#### THE EXERCISE:
Can you output the material exactly as written, minus any pictures it holds?
-=-=-
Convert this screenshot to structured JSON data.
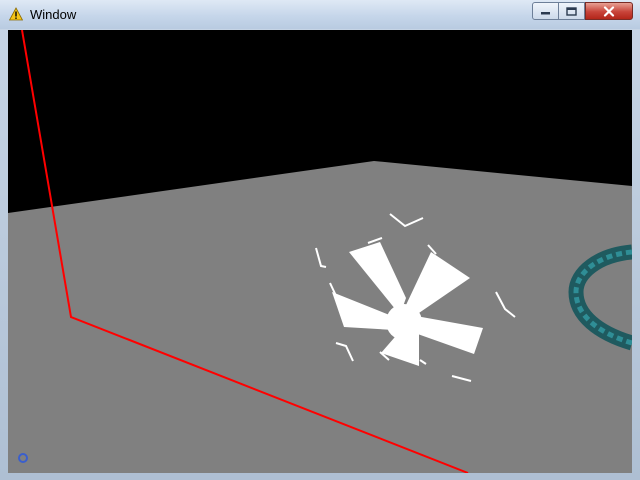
{
  "window": {
    "title": "Window",
    "title_icon": "warning-icon",
    "controls": {
      "minimize": "minimize-icon",
      "maximize": "maximize-icon",
      "close": "close-icon"
    }
  },
  "scene": {
    "sky_color": "#000000",
    "floor_color": "#808080",
    "axis_line_color": "#ff0000",
    "star_color": "#ffffff",
    "torus_color": "#1f5a5f",
    "marker_color": "#3a5fcd"
  }
}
-=-=-
#### RIGHT ANSWER:
Convert this screenshot to structured JSON data.
{
  "window": {
    "title": "Window",
    "title_icon": "warning-icon",
    "controls": {
      "minimize": "minimize-icon",
      "maximize": "maximize-icon",
      "close": "close-icon"
    }
  },
  "scene": {
    "sky_color": "#000000",
    "floor_color": "#808080",
    "axis_line_color": "#ff0000",
    "star_color": "#ffffff",
    "torus_color": "#1f5a5f",
    "marker_color": "#3a5fcd"
  }
}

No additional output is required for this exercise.